» Goal: Print each line exactly as it is given.

Figure dataset records
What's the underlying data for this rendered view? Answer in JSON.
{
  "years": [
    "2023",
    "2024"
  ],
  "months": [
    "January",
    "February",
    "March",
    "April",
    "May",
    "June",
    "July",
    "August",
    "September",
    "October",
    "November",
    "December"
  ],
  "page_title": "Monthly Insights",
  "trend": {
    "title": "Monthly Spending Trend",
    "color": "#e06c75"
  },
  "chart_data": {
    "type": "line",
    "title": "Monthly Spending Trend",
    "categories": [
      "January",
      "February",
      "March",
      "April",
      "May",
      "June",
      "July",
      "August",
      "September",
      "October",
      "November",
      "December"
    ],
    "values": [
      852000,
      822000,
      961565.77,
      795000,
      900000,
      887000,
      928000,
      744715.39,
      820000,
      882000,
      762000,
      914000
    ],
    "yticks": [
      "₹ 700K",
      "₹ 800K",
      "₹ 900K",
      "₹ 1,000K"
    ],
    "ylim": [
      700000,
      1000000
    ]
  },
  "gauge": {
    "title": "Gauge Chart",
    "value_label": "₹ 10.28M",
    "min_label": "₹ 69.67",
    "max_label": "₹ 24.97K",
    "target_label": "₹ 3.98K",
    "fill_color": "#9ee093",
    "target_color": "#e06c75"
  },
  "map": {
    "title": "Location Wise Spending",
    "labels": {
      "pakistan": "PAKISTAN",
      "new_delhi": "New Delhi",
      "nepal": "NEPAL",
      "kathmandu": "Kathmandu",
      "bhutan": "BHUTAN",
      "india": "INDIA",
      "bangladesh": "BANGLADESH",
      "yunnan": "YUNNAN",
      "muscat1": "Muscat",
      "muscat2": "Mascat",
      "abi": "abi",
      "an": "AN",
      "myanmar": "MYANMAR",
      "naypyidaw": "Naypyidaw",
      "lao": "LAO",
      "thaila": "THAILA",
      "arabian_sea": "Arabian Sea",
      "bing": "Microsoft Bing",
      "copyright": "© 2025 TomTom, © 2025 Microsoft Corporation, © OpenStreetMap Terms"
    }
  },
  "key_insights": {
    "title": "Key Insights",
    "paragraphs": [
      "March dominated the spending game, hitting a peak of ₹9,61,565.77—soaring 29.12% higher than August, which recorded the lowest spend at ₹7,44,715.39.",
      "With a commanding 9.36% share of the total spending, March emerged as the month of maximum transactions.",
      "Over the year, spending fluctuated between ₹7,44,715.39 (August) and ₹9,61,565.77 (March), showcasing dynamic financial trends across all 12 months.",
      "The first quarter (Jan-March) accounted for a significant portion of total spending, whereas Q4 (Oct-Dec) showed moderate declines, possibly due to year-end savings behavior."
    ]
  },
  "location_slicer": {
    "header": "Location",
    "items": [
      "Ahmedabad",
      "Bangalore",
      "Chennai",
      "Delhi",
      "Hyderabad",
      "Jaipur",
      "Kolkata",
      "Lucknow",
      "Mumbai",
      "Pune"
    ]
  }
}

» Task result:
What's the underlying data for this rendered view? Answer in JSON.
{
  "years": [
    "2023",
    "2024"
  ],
  "months": [
    "January",
    "February",
    "March",
    "April",
    "May",
    "June",
    "July",
    "August",
    "September",
    "October",
    "November",
    "December"
  ],
  "page_title": "Monthly Insights",
  "trend": {
    "title": "Monthly Spending Trend",
    "color": "#e06c75"
  },
  "chart_data": {
    "type": "line",
    "title": "Monthly Spending Trend",
    "categories": [
      "January",
      "February",
      "March",
      "April",
      "May",
      "June",
      "July",
      "August",
      "September",
      "October",
      "November",
      "December"
    ],
    "values": [
      852000,
      822000,
      961565.77,
      795000,
      900000,
      887000,
      928000,
      744715.39,
      820000,
      882000,
      762000,
      914000
    ],
    "yticks": [
      "₹ 700K",
      "₹ 800K",
      "₹ 900K",
      "₹ 1,000K"
    ],
    "ylim": [
      700000,
      1000000
    ]
  },
  "gauge": {
    "title": "Gauge Chart",
    "value_label": "₹ 10.28M",
    "min_label": "₹ 69.67",
    "max_label": "₹ 24.97K",
    "target_label": "₹ 3.98K",
    "fill_color": "#9ee093",
    "target_color": "#e06c75"
  },
  "map": {
    "title": "Location Wise Spending",
    "labels": {
      "pakistan": "PAKISTAN",
      "new_delhi": "New Delhi",
      "nepal": "NEPAL",
      "kathmandu": "Kathmandu",
      "bhutan": "BHUTAN",
      "india": "INDIA",
      "bangladesh": "BANGLADESH",
      "yunnan": "YUNNAN",
      "muscat1": "Muscat",
      "muscat2": "Mascat",
      "abi": "abi",
      "an": "AN",
      "myanmar": "MYANMAR",
      "naypyidaw": "Naypyidaw",
      "lao": "LAO",
      "thaila": "THAILA",
      "arabian_sea": "Arabian Sea",
      "bing": "Microsoft Bing",
      "copyright": "© 2025 TomTom, © 2025 Microsoft Corporation, © OpenStreetMap Terms"
    }
  },
  "key_insights": {
    "title": "Key Insights",
    "paragraphs": [
      "March dominated the spending game, hitting a peak of ₹9,61,565.77—soaring 29.12% higher than August, which recorded the lowest spend at ₹7,44,715.39.",
      "With a commanding 9.36% share of the total spending, March emerged as the month of maximum transactions.",
      "Over the year, spending fluctuated between ₹7,44,715.39 (August) and ₹9,61,565.77 (March), showcasing dynamic financial trends across all 12 months.",
      "The first quarter (Jan-March) accounted for a significant portion of total spending, whereas Q4 (Oct-Dec) showed moderate declines, possibly due to year-end savings behavior."
    ]
  },
  "location_slicer": {
    "header": "Location",
    "items": [
      "Ahmedabad",
      "Bangalore",
      "Chennai",
      "Delhi",
      "Hyderabad",
      "Jaipur",
      "Kolkata",
      "Lucknow",
      "Mumbai",
      "Pune"
    ]
  }
}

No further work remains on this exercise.